>>>>

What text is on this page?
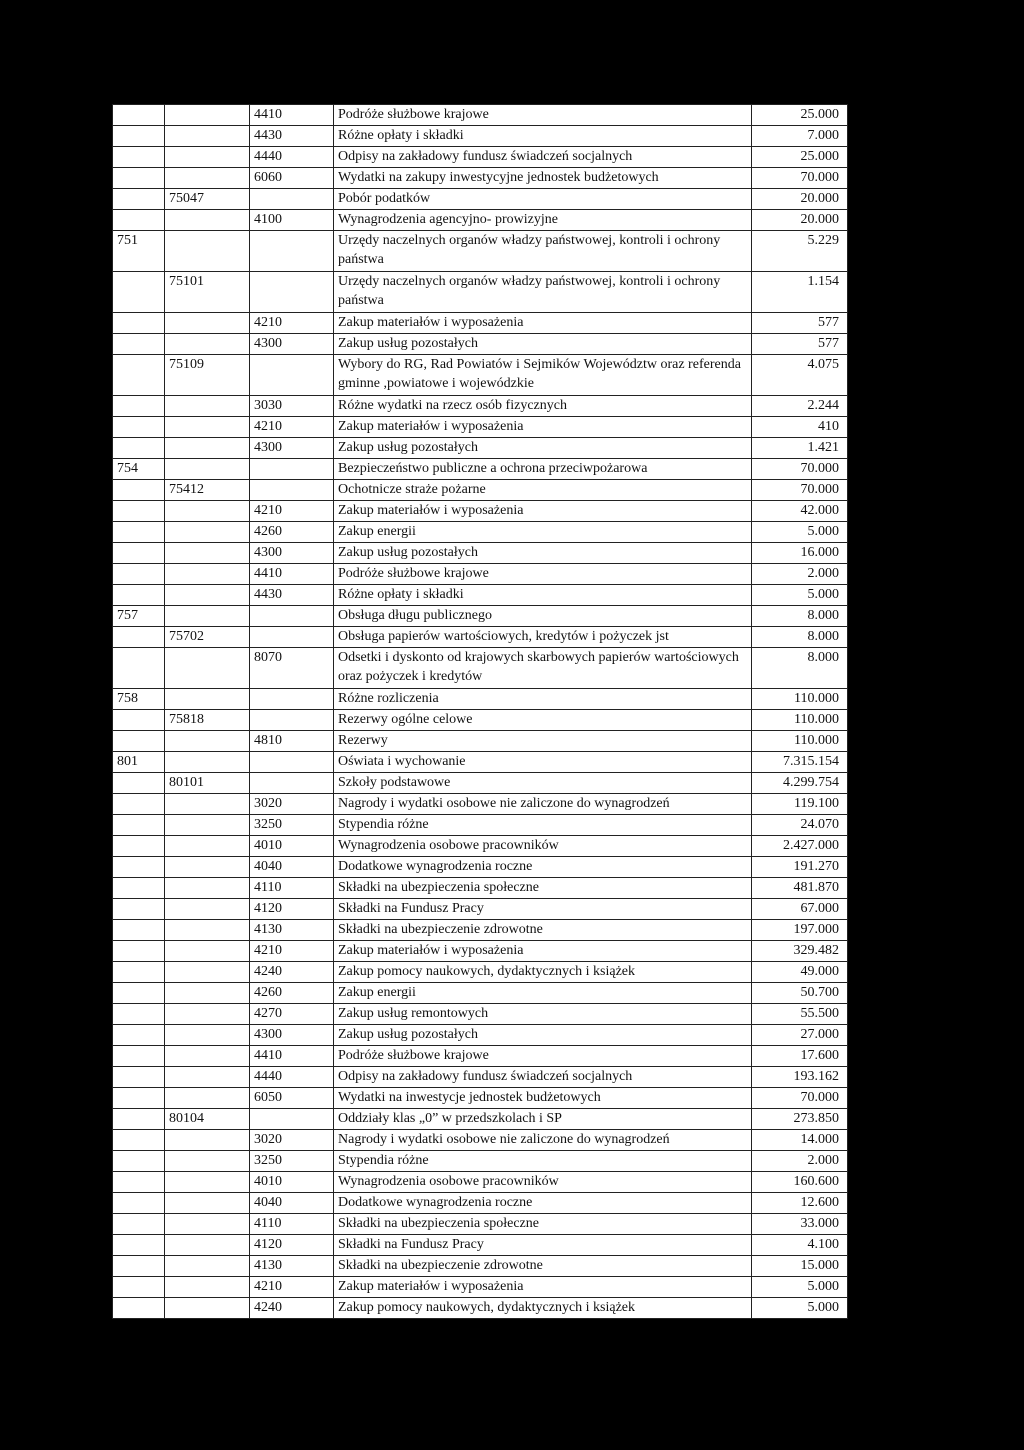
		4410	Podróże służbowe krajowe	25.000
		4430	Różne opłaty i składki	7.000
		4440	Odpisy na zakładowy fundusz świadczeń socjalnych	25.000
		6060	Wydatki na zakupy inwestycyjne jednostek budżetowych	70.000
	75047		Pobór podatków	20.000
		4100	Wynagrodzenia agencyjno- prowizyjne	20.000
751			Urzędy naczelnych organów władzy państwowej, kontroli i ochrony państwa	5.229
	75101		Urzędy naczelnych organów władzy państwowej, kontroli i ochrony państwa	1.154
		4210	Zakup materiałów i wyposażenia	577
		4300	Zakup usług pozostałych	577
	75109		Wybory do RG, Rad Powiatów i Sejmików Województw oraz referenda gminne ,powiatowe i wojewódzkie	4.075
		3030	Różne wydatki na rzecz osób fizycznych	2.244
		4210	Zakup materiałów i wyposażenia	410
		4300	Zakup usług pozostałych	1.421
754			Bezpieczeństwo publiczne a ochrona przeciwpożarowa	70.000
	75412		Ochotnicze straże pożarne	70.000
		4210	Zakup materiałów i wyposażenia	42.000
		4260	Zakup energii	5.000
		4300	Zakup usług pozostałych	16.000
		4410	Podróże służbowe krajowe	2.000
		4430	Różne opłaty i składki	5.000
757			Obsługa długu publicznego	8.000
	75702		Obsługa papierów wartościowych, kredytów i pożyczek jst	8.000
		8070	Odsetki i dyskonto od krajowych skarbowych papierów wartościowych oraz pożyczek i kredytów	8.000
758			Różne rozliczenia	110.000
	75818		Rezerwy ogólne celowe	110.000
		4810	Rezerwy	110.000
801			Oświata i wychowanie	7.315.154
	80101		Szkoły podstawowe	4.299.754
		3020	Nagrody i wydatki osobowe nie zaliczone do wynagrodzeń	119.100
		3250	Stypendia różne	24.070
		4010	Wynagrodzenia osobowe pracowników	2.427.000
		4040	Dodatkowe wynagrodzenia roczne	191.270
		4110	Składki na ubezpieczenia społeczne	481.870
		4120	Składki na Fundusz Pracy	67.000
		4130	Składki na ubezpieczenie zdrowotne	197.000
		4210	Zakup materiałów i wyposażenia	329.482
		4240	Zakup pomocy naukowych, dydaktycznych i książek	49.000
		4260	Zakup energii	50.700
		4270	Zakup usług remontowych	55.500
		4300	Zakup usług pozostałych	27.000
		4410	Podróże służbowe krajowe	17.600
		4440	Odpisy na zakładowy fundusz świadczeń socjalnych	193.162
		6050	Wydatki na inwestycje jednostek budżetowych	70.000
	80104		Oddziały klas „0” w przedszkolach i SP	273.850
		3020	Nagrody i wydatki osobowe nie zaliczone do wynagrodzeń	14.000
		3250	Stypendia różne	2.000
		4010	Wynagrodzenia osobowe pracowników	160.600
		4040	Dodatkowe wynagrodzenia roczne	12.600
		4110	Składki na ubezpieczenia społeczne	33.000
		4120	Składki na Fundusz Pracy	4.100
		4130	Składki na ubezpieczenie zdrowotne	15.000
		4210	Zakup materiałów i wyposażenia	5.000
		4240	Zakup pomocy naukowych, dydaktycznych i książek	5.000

<<<<
>>>>

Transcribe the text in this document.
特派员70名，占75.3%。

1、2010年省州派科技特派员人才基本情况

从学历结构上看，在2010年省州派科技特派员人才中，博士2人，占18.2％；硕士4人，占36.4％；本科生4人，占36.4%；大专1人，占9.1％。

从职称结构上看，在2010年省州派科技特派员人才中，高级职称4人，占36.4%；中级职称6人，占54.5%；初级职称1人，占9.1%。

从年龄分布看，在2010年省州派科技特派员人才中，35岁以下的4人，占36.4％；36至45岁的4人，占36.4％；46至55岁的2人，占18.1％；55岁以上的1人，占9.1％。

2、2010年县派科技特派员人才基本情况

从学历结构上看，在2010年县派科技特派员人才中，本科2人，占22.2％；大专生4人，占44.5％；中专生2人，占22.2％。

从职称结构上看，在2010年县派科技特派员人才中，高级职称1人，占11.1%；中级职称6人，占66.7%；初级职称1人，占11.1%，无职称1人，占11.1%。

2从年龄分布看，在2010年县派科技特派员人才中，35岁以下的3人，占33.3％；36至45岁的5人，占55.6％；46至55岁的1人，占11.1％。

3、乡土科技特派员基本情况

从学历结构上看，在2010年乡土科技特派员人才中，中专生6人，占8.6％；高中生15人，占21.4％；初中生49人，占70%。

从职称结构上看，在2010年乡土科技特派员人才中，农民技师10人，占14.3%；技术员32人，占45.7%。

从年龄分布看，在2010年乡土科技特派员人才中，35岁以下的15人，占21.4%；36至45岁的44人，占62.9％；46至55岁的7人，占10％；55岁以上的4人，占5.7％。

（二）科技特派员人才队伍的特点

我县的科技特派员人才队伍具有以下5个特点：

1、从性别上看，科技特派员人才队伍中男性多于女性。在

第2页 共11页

<<<<

Pick out each line that holds the string "kontroli".

751			Urzędy naczelnych organów władzy państwowej, kontroli i ochrony państwa	5.229
	75101		Urzędy naczelnych organów władzy państwowej, kontroli i ochrony państwa	1.154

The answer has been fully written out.